#### GIVEN EXERCISE
Retype the records verbatim, starting at the first line and ending with the line that contains "dislike-button[interactable] — [762, 382, 798, 418]", including that line.

#### SUPPLIED MATERIAL
- - - - - - -

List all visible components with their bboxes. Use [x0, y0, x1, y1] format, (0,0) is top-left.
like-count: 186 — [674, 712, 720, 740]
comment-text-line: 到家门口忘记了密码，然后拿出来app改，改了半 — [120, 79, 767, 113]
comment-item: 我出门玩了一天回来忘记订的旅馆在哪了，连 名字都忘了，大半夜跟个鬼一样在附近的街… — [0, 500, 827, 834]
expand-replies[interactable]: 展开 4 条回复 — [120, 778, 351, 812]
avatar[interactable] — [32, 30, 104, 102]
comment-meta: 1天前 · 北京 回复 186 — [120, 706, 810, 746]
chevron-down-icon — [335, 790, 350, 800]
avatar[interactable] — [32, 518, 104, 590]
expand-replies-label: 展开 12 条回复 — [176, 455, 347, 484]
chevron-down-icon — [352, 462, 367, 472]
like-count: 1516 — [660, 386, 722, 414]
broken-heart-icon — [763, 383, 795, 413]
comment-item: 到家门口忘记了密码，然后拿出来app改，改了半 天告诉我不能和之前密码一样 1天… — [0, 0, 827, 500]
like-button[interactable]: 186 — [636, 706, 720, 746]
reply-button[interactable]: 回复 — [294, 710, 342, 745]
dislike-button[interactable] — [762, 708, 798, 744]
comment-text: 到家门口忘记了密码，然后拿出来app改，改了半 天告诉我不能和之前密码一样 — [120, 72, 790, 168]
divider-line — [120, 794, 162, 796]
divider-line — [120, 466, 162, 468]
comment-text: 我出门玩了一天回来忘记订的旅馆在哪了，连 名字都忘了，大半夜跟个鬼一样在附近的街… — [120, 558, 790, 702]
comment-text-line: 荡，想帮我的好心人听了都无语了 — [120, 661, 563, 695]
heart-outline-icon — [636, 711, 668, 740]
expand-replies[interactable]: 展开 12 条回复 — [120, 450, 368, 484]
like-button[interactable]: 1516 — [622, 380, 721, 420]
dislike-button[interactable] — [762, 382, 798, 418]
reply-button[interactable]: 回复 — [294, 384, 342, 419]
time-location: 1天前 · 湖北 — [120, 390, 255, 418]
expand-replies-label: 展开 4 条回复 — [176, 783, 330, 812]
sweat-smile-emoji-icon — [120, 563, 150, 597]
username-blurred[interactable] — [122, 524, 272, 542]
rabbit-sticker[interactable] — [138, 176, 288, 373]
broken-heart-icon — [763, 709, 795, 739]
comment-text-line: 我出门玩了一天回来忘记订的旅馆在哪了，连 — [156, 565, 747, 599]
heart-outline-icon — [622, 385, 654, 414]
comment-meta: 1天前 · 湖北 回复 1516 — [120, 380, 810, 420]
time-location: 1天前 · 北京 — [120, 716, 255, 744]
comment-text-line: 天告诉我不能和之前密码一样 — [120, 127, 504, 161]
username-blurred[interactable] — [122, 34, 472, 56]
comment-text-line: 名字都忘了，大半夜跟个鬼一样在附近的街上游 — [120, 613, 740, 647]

- - - - - - -

#### CORRECT ANSWER
List all visible components with their bboxes. Use [x0, y0, x1, y1] format, (0,0) is top-left.
like-count: 186 — [674, 712, 720, 740]
comment-text-line: 到家门口忘记了密码，然后拿出来app改，改了半 — [120, 79, 767, 113]
comment-item: 我出门玩了一天回来忘记订的旅馆在哪了，连 名字都忘了，大半夜跟个鬼一样在附近的街… — [0, 500, 827, 834]
expand-replies[interactable]: 展开 4 条回复 — [120, 778, 351, 812]
avatar[interactable] — [32, 30, 104, 102]
comment-meta: 1天前 · 北京 回复 186 — [120, 706, 810, 746]
chevron-down-icon — [335, 790, 350, 800]
avatar[interactable] — [32, 518, 104, 590]
expand-replies-label: 展开 12 条回复 — [176, 455, 347, 484]
chevron-down-icon — [352, 462, 367, 472]
like-count: 1516 — [660, 386, 722, 414]
broken-heart-icon — [763, 383, 795, 413]
comment-item: 到家门口忘记了密码，然后拿出来app改，改了半 天告诉我不能和之前密码一样 1天… — [0, 0, 827, 500]
like-button[interactable]: 186 — [636, 706, 720, 746]
reply-button[interactable]: 回复 — [294, 710, 342, 745]
dislike-button[interactable] — [762, 708, 798, 744]
comment-text: 到家门口忘记了密码，然后拿出来app改，改了半 天告诉我不能和之前密码一样 — [120, 72, 790, 168]
divider-line — [120, 794, 162, 796]
divider-line — [120, 466, 162, 468]
comment-text: 我出门玩了一天回来忘记订的旅馆在哪了，连 名字都忘了，大半夜跟个鬼一样在附近的街… — [120, 558, 790, 702]
comment-text-line: 荡，想帮我的好心人听了都无语了 — [120, 661, 563, 695]
heart-outline-icon — [636, 711, 668, 740]
expand-replies[interactable]: 展开 12 条回复 — [120, 450, 368, 484]
like-button[interactable]: 1516 — [622, 380, 721, 420]
dislike-button[interactable] — [762, 382, 798, 418]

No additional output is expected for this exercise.